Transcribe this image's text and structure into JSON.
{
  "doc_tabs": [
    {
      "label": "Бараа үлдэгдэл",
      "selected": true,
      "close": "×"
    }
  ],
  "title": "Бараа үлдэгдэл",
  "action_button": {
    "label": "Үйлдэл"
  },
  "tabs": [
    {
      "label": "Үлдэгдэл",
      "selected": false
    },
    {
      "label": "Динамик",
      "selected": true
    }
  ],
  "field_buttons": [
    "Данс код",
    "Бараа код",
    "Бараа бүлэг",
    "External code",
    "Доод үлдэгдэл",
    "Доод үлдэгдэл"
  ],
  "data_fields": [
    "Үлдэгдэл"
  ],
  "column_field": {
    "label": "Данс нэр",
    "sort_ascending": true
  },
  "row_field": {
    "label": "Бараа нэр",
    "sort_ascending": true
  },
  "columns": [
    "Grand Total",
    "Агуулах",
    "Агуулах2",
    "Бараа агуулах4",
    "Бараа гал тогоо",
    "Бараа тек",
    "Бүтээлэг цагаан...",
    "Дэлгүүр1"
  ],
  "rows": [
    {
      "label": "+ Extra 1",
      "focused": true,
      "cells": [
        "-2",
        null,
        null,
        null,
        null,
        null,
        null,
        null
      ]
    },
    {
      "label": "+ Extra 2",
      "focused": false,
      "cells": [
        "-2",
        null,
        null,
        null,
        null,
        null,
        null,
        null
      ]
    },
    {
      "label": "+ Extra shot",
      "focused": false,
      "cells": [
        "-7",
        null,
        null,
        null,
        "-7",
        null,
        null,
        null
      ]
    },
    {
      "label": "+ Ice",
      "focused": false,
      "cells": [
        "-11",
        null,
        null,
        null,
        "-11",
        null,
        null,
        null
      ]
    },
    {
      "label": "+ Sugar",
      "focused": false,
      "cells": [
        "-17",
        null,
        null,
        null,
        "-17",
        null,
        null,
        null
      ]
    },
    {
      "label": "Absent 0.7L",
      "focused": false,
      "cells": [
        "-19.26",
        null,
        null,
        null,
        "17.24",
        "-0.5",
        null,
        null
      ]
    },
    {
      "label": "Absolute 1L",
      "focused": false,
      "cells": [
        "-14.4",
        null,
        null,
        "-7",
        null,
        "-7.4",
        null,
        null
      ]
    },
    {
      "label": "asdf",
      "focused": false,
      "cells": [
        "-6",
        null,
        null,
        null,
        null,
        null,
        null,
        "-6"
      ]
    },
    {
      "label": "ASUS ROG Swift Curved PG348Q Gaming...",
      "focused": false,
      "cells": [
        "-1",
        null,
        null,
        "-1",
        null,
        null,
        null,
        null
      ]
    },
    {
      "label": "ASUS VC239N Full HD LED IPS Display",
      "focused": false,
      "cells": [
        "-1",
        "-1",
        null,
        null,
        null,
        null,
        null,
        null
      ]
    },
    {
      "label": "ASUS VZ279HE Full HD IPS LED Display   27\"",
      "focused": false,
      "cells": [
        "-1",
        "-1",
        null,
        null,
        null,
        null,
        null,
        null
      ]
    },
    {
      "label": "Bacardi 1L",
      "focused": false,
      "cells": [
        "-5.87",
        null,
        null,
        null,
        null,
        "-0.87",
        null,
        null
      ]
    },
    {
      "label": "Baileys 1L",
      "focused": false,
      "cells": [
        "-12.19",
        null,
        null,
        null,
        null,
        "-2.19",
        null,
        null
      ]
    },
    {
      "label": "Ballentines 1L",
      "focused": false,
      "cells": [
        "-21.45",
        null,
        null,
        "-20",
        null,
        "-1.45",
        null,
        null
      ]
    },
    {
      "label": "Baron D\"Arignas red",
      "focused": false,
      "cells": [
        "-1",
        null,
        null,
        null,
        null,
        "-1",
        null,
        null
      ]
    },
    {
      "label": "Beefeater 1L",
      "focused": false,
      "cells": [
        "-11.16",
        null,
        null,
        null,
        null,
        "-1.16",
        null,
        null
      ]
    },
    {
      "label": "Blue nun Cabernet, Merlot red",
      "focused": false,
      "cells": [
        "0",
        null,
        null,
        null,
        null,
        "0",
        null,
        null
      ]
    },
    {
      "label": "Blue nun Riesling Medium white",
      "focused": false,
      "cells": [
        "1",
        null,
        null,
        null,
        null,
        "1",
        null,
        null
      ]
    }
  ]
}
********************
## Required work
Write out all of the records once more, exactly.

## Task solution
Transcribe this image's text and structure into JSON.
{
  "doc_tabs": [
    {
      "label": "Бараа үлдэгдэл",
      "selected": true,
      "close": "×"
    }
  ],
  "title": "Бараа үлдэгдэл",
  "action_button": {
    "label": "Үйлдэл"
  },
  "tabs": [
    {
      "label": "Үлдэгдэл",
      "selected": false
    },
    {
      "label": "Динамик",
      "selected": true
    }
  ],
  "field_buttons": [
    "Данс код",
    "Бараа код",
    "Бараа бүлэг",
    "External code",
    "Доод үлдэгдэл",
    "Доод үлдэгдэл"
  ],
  "data_fields": [
    "Үлдэгдэл"
  ],
  "column_field": {
    "label": "Данс нэр",
    "sort_ascending": true
  },
  "row_field": {
    "label": "Бараа нэр",
    "sort_ascending": true
  },
  "columns": [
    "Grand Total",
    "Агуулах",
    "Агуулах2",
    "Бараа агуулах4",
    "Бараа гал тогоо",
    "Бараа тек",
    "Бүтээлэг цагаан...",
    "Дэлгүүр1"
  ],
  "rows": [
    {
      "label": "+ Extra 1",
      "focused": true,
      "cells": [
        "-2",
        null,
        null,
        null,
        null,
        null,
        null,
        null
      ]
    },
    {
      "label": "+ Extra 2",
      "focused": false,
      "cells": [
        "-2",
        null,
        null,
        null,
        null,
        null,
        null,
        null
      ]
    },
    {
      "label": "+ Extra shot",
      "focused": false,
      "cells": [
        "-7",
        null,
        null,
        null,
        "-7",
        null,
        null,
        null
      ]
    },
    {
      "label": "+ Ice",
      "focused": false,
      "cells": [
        "-11",
        null,
        null,
        null,
        "-11",
        null,
        null,
        null
      ]
    },
    {
      "label": "+ Sugar",
      "focused": false,
      "cells": [
        "-17",
        null,
        null,
        null,
        "-17",
        null,
        null,
        null
      ]
    },
    {
      "label": "Absent 0.7L",
      "focused": false,
      "cells": [
        "-19.26",
        null,
        null,
        null,
        "17.24",
        "-0.5",
        null,
        null
      ]
    },
    {
      "label": "Absolute 1L",
      "focused": false,
      "cells": [
        "-14.4",
        null,
        null,
        "-7",
        null,
        "-7.4",
        null,
        null
      ]
    },
    {
      "label": "asdf",
      "focused": false,
      "cells": [
        "-6",
        null,
        null,
        null,
        null,
        null,
        null,
        "-6"
      ]
    },
    {
      "label": "ASUS ROG Swift Curved PG348Q Gaming...",
      "focused": false,
      "cells": [
        "-1",
        null,
        null,
        "-1",
        null,
        null,
        null,
        null
      ]
    },
    {
      "label": "ASUS VC239N Full HD LED IPS Display",
      "focused": false,
      "cells": [
        "-1",
        "-1",
        null,
        null,
        null,
        null,
        null,
        null
      ]
    },
    {
      "label": "ASUS VZ279HE Full HD IPS LED Display   27\"",
      "focused": false,
      "cells": [
        "-1",
        "-1",
        null,
        null,
        null,
        null,
        null,
        null
      ]
    },
    {
      "label": "Bacardi 1L",
      "focused": false,
      "cells": [
        "-5.87",
        null,
        null,
        null,
        null,
        "-0.87",
        null,
        null
      ]
    },
    {
      "label": "Baileys 1L",
      "focused": false,
      "cells": [
        "-12.19",
        null,
        null,
        null,
        null,
        "-2.19",
        null,
        null
      ]
    },
    {
      "label": "Ballentines 1L",
      "focused": false,
      "cells": [
        "-21.45",
        null,
        null,
        "-20",
        null,
        "-1.45",
        null,
        null
      ]
    },
    {
      "label": "Baron D\"Arignas red",
      "focused": false,
      "cells": [
        "-1",
        null,
        null,
        null,
        null,
        "-1",
        null,
        null
      ]
    },
    {
      "label": "Beefeater 1L",
      "focused": false,
      "cells": [
        "-11.16",
        null,
        null,
        null,
        null,
        "-1.16",
        null,
        null
      ]
    },
    {
      "label": "Blue nun Cabernet, Merlot red",
      "focused": false,
      "cells": [
        "0",
        null,
        null,
        null,
        null,
        "0",
        null,
        null
      ]
    },
    {
      "label": "Blue nun Riesling Medium white",
      "focused": false,
      "cells": [
        "1",
        null,
        null,
        null,
        null,
        "1",
        null,
        null
      ]
    }
  ]
}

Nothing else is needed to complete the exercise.